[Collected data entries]
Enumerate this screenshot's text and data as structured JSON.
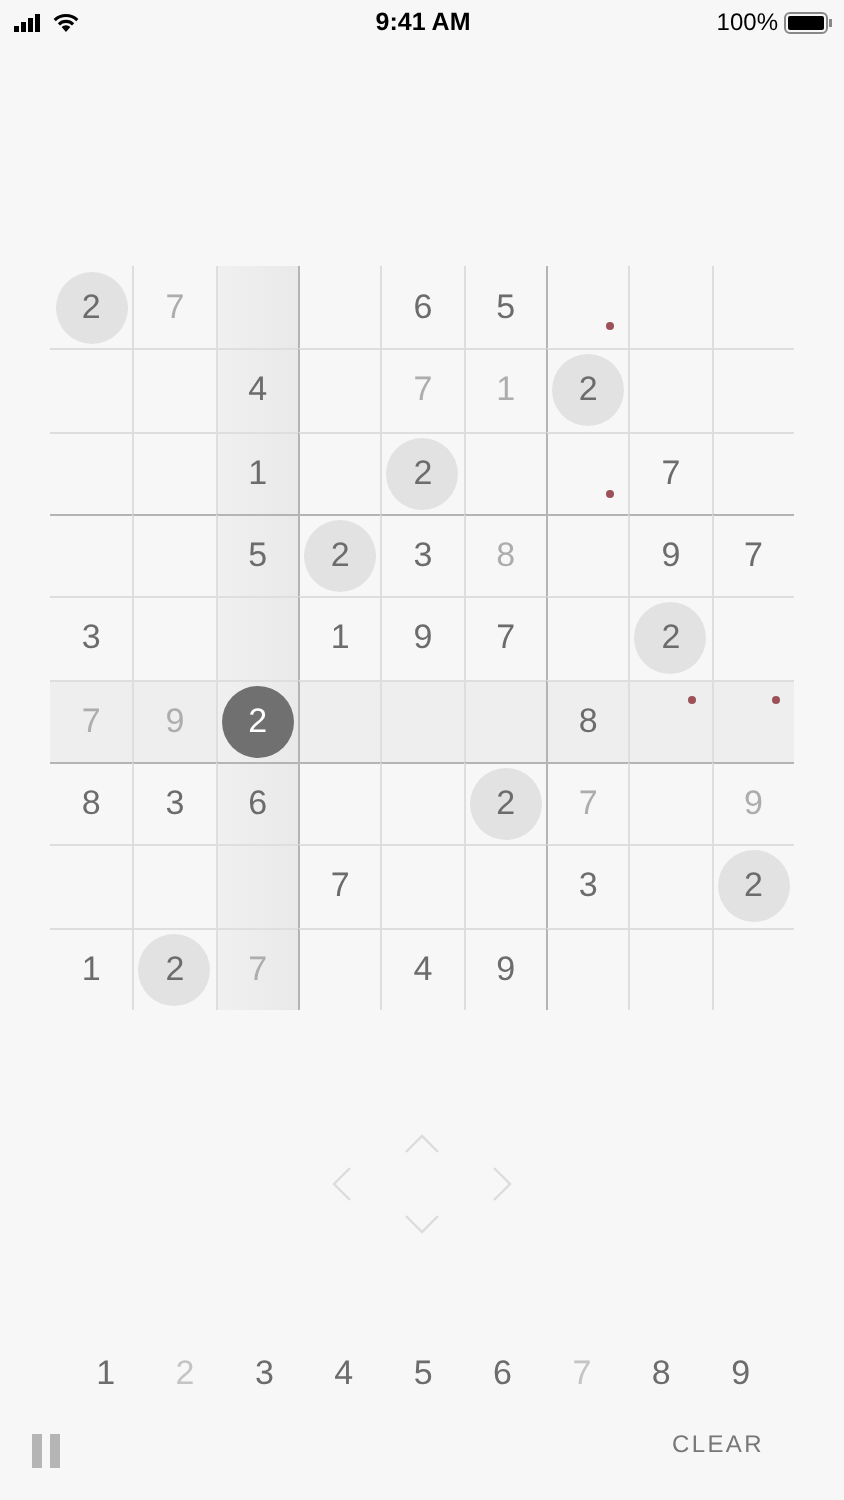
{
  "status_bar": {
    "time": "9:41 AM",
    "battery": "100%"
  },
  "grid": [
    [
      {
        "value": "2",
        "faded": false,
        "match": true,
        "selected": false
      },
      {
        "value": "7",
        "faded": true,
        "match": false,
        "selected": false
      },
      {
        "selected": false
      },
      {
        "selected": false
      },
      {
        "value": "6",
        "faded": false,
        "match": false,
        "selected": false
      },
      {
        "value": "5",
        "faded": false,
        "match": false,
        "selected": false
      },
      {
        "note": true,
        "note_top": false,
        "selected": false
      },
      {
        "selected": false
      },
      {
        "selected": false
      }
    ],
    [
      {
        "selected": false
      },
      {
        "selected": false
      },
      {
        "value": "4",
        "faded": false,
        "match": false,
        "selected": false
      },
      {
        "selected": false
      },
      {
        "value": "7",
        "faded": true,
        "match": false,
        "selected": false
      },
      {
        "value": "1",
        "faded": true,
        "match": false,
        "selected": false
      },
      {
        "value": "2",
        "faded": false,
        "match": true,
        "selected": false
      },
      {
        "selected": false
      },
      {
        "selected": false
      }
    ],
    [
      {
        "selected": false
      },
      {
        "selected": false
      },
      {
        "value": "1",
        "faded": false,
        "match": false,
        "selected": false
      },
      {
        "selected": false
      },
      {
        "value": "2",
        "faded": false,
        "match": true,
        "selected": false
      },
      {
        "selected": false
      },
      {
        "note": true,
        "note_top": false,
        "selected": false
      },
      {
        "value": "7",
        "faded": false,
        "match": false,
        "selected": false
      },
      {
        "selected": false
      }
    ],
    [
      {
        "selected": false
      },
      {
        "selected": false
      },
      {
        "value": "5",
        "faded": false,
        "match": false,
        "selected": false
      },
      {
        "value": "2",
        "faded": false,
        "match": true,
        "selected": false
      },
      {
        "value": "3",
        "faded": false,
        "match": false,
        "selected": false
      },
      {
        "value": "8",
        "faded": true,
        "match": false,
        "selected": false
      },
      {
        "selected": false
      },
      {
        "value": "9",
        "faded": false,
        "match": false,
        "selected": false
      },
      {
        "value": "7",
        "faded": false,
        "match": false,
        "selected": false
      }
    ],
    [
      {
        "value": "3",
        "faded": false,
        "match": false,
        "selected": false
      },
      {
        "selected": false
      },
      {
        "selected": false
      },
      {
        "value": "1",
        "faded": false,
        "match": false,
        "selected": false
      },
      {
        "value": "9",
        "faded": false,
        "match": false,
        "selected": false
      },
      {
        "value": "7",
        "faded": false,
        "match": false,
        "selected": false
      },
      {
        "selected": false
      },
      {
        "value": "2",
        "faded": false,
        "match": true,
        "selected": false
      },
      {
        "selected": false
      }
    ],
    [
      {
        "value": "7",
        "faded": true,
        "match": false,
        "selected": false
      },
      {
        "value": "9",
        "faded": true,
        "match": false,
        "selected": false
      },
      {
        "value": "2",
        "faded": false,
        "match": true,
        "selected": true
      },
      {
        "selected": false
      },
      {
        "selected": false
      },
      {
        "selected": false
      },
      {
        "value": "8",
        "faded": false,
        "match": false,
        "selected": false
      },
      {
        "note": true,
        "note_top": true,
        "selected": false
      },
      {
        "note": true,
        "note_top": true,
        "selected": false
      }
    ],
    [
      {
        "value": "8",
        "faded": false,
        "match": false,
        "selected": false
      },
      {
        "value": "3",
        "faded": false,
        "match": false,
        "selected": false
      },
      {
        "value": "6",
        "faded": false,
        "match": false,
        "selected": false
      },
      {
        "selected": false
      },
      {
        "selected": false
      },
      {
        "value": "2",
        "faded": false,
        "match": true,
        "selected": false
      },
      {
        "value": "7",
        "faded": true,
        "match": false,
        "selected": false
      },
      {
        "selected": false
      },
      {
        "value": "9",
        "faded": true,
        "match": false,
        "selected": false
      }
    ],
    [
      {
        "selected": false
      },
      {
        "selected": false
      },
      {
        "selected": false
      },
      {
        "value": "7",
        "faded": false,
        "match": false,
        "selected": false
      },
      {
        "selected": false
      },
      {
        "selected": false
      },
      {
        "value": "3",
        "faded": false,
        "match": false,
        "selected": false
      },
      {
        "selected": false
      },
      {
        "value": "2",
        "faded": false,
        "match": true,
        "selected": false
      }
    ],
    [
      {
        "value": "1",
        "faded": false,
        "match": false,
        "selected": false
      },
      {
        "value": "2",
        "faded": false,
        "match": true,
        "selected": false
      },
      {
        "value": "7",
        "faded": true,
        "match": false,
        "selected": false
      },
      {
        "selected": false
      },
      {
        "value": "4",
        "faded": false,
        "match": false,
        "selected": false
      },
      {
        "value": "9",
        "faded": false,
        "match": false,
        "selected": false
      },
      {
        "selected": false
      },
      {
        "selected": false
      },
      {
        "selected": false
      }
    ]
  ],
  "number_pad": [
    {
      "label": "1",
      "complete": false
    },
    {
      "label": "2",
      "complete": true
    },
    {
      "label": "3",
      "complete": false
    },
    {
      "label": "4",
      "complete": false
    },
    {
      "label": "5",
      "complete": false
    },
    {
      "label": "6",
      "complete": false
    },
    {
      "label": "7",
      "complete": true
    },
    {
      "label": "8",
      "complete": false
    },
    {
      "label": "9",
      "complete": false
    }
  ],
  "clear_button": "CLEAR"
}
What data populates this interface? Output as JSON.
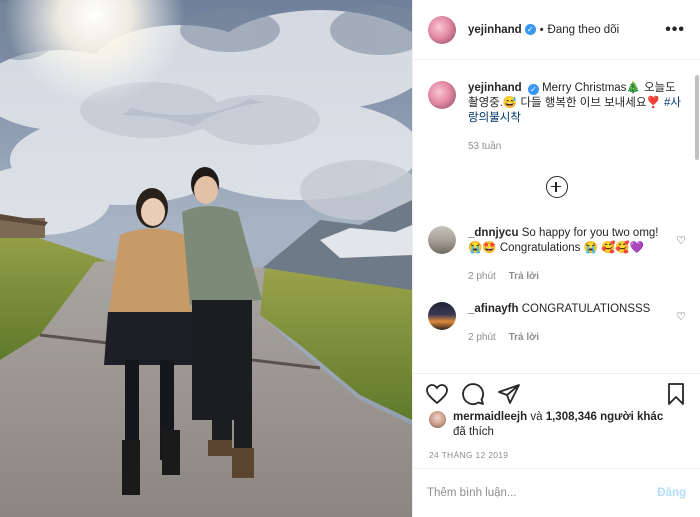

> _What you will do_: Every entry must be written out exactly, with all pictures left out.

> _Written answer_:
Enumerate this screenshot's text and data as structured JSON.
{
  "status_bar": {
    "time": "9:41 AM",
    "battery": "100%"
  },
  "grid": [
    [
      {
        "value": "2",
        "faded": false,
        "match": true,
        "selected": false
      },
      {
        "value": "7",
        "faded": true,
        "match": false,
        "selected": false
      },
      {
        "selected": false
      },
      {
        "selected": false
      },
      {
        "value": "6",
        "faded": false,
        "match": false,
        "selected": false
      },
      {
        "value": "5",
        "faded": false,
        "match": false,
        "selected": false
      },
      {
        "note": true,
        "note_top": false,
        "selected": false
      },
      {
        "selected": false
      },
      {
        "selected": false
      }
    ],
    [
      {
        "selected": false
      },
      {
        "selected": false
      },
      {
        "value": "4",
        "faded": false,
        "match": false,
        "selected": false
      },
      {
        "selected": false
      },
      {
        "value": "7",
        "faded": true,
        "match": false,
        "selected": false
      },
      {
        "value": "1",
        "faded": true,
        "match": false,
        "selected": false
      },
      {
        "value": "2",
        "faded": false,
        "match": true,
        "selected": false
      },
      {
        "selected": false
      },
      {
        "selected": false
      }
    ],
    [
      {
        "selected": false
      },
      {
        "selected": false
      },
      {
        "value": "1",
        "faded": false,
        "match": false,
        "selected": false
      },
      {
        "selected": false
      },
      {
        "value": "2",
        "faded": false,
        "match": true,
        "selected": false
      },
      {
        "selected": false
      },
      {
        "note": true,
        "note_top": false,
        "selected": false
      },
      {
        "value": "7",
        "faded": false,
        "match": false,
        "selected": false
      },
      {
        "selected": false
      }
    ],
    [
      {
        "selected": false
      },
      {
        "selected": false
      },
      {
        "value": "5",
        "faded": false,
        "match": false,
        "selected": false
      },
      {
        "value": "2",
        "faded": false,
        "match": true,
        "selected": false
      },
      {
        "value": "3",
        "faded": false,
        "match": false,
        "selected": false
      },
      {
        "value": "8",
        "faded": true,
        "match": false,
        "selected": false
      },
      {
        "selected": false
      },
      {
        "value": "9",
        "faded": false,
        "match": false,
        "selected": false
      },
      {
        "value": "7",
        "faded": false,
        "match": false,
        "selected": false
      }
    ],
    [
      {
        "value": "3",
        "faded": false,
        "match": false,
        "selected": false
      },
      {
        "selected": false
      },
      {
        "selected": false
      },
      {
        "value": "1",
        "faded": false,
        "match": false,
        "selected": false
      },
      {
        "value": "9",
        "faded": false,
        "match": false,
        "selected": false
      },
      {
        "value": "7",
        "faded": false,
        "match": false,
        "selected": false
      },
      {
        "selected": false
      },
      {
        "value": "2",
        "faded": false,
        "match": true,
        "selected": false
      },
      {
        "selected": false
      }
    ],
    [
      {
        "value": "7",
        "faded": true,
        "match": false,
        "selected": false
      },
      {
        "value": "9",
        "faded": true,
        "match": false,
        "selected": false
      },
      {
        "value": "2",
        "faded": false,
        "match": true,
        "selected": true
      },
      {
        "selected": false
      },
      {
        "selected": false
      },
      {
        "selected": false
      },
      {
        "value": "8",
        "faded": false,
        "match": false,
        "selected": false
      },
      {
        "note": true,
        "note_top": true,
        "selected": false
      },
      {
        "note": true,
        "note_top": true,
        "selected": false
      }
    ],
    [
      {
        "value": "8",
        "faded": false,
        "match": false,
        "selected": false
      },
      {
        "value": "3",
        "faded": false,
        "match": false,
        "selected": false
      },
      {
        "value": "6",
        "faded": false,
        "match": false,
        "selected": false
      },
      {
        "selected": false
      },
      {
        "selected": false
      },
      {
        "value": "2",
        "faded": false,
        "match": true,
        "selected": false
      },
      {
        "value": "7",
        "faded": true,
        "match": false,
        "selected": false
      },
      {
        "selected": false
      },
      {
        "value": "9",
        "faded": true,
        "match": false,
        "selected": false
      }
    ],
    [
      {
        "selected": false
      },
      {
        "selected": false
      },
      {
        "selected": false
      },
      {
        "value": "7",
        "faded": false,
        "match": false,
        "selected": false
      },
      {
        "selected": false
      },
      {
        "selected": false
      },
      {
        "value": "3",
        "faded": false,
        "match": false,
        "selected": false
      },
      {
        "selected": false
      },
      {
        "value": "2",
        "faded": false,
        "match": true,
        "selected": false
      }
    ],
    [
      {
        "value": "1",
        "faded": false,
        "match": false,
        "selected": false
      },
      {
        "value": "2",
        "faded": false,
        "match": true,
        "selected": false
      },
      {
        "value": "7",
        "faded": true,
        "match": false,
        "selected": false
      },
      {
        "selected": false
      },
      {
        "value": "4",
        "faded": false,
        "match": false,
        "selected": false
      },
      {
        "value": "9",
        "faded": false,
        "match": false,
        "selected": false
      },
      {
        "selected": false
      },
      {
        "selected": false
      },
      {
        "selected": false
      }
    ]
  ],
  "number_pad": [
    {
      "label": "1",
      "complete": false
    },
    {
      "label": "2",
      "complete": true
    },
    {
      "label": "3",
      "complete": false
    },
    {
      "label": "4",
      "complete": false
    },
    {
      "label": "5",
      "complete": false
    },
    {
      "label": "6",
      "complete": false
    },
    {
      "label": "7",
      "complete": true
    },
    {
      "label": "8",
      "complete": false
    },
    {
      "label": "9",
      "complete": false
    }
  ],
  "clear_button": "CLEAR"
}
What data populates this interface? Output as JSON.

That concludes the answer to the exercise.